#### EXERCISE PROMPT:
Locate the string "JSON" in the listing below. Copy every line where it is found.

#### DATASET EXCERPTS:

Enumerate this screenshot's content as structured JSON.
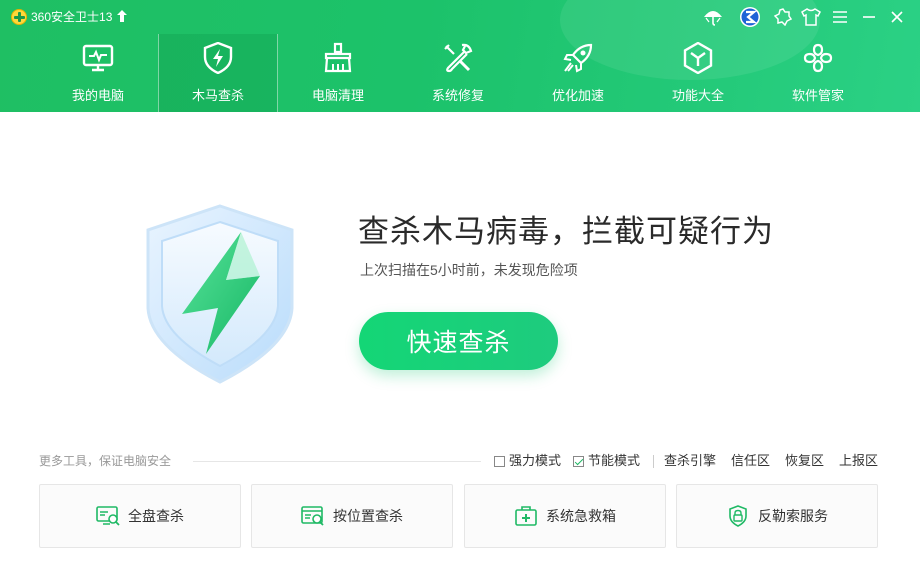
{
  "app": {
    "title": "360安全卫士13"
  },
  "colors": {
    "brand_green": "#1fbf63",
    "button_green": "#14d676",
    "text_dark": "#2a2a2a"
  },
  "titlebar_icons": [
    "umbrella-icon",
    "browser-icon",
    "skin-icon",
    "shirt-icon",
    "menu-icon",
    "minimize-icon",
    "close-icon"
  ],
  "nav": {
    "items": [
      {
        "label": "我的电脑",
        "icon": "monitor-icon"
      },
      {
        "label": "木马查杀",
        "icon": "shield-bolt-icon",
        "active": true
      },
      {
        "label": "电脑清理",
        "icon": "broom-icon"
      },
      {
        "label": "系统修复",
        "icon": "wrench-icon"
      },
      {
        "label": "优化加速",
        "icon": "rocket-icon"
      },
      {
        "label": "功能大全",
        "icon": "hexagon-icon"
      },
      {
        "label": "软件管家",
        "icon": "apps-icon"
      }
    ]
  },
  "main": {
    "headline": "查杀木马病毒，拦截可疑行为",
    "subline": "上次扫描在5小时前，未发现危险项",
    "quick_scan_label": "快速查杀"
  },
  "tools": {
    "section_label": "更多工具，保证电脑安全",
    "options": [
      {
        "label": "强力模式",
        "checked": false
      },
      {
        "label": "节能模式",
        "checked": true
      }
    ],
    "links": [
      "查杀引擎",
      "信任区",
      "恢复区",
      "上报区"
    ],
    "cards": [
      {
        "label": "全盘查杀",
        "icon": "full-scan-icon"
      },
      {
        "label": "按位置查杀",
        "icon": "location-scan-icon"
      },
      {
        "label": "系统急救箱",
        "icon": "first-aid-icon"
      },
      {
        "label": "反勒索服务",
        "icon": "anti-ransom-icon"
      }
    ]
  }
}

* * *

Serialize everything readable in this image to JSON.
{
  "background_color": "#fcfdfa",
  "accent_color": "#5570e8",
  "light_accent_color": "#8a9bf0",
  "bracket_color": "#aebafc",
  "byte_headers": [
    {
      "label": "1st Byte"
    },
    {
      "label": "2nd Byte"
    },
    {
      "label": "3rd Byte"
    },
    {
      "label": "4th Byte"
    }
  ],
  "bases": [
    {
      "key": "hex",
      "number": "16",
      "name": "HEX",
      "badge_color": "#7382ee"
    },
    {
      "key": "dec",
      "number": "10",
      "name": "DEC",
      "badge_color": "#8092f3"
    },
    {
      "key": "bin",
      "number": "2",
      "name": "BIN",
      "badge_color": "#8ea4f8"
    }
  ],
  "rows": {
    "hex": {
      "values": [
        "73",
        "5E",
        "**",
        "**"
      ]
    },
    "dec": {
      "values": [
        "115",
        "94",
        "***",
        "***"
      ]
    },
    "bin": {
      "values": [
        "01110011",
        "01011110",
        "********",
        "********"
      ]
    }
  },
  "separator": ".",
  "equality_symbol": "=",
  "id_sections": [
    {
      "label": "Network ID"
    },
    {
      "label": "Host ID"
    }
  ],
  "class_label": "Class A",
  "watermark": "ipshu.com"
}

#### ANSWER TO THIS TASK:
Enumerate this screenshot's content as structured JSON.
Serialize everything readable in this image to JSON.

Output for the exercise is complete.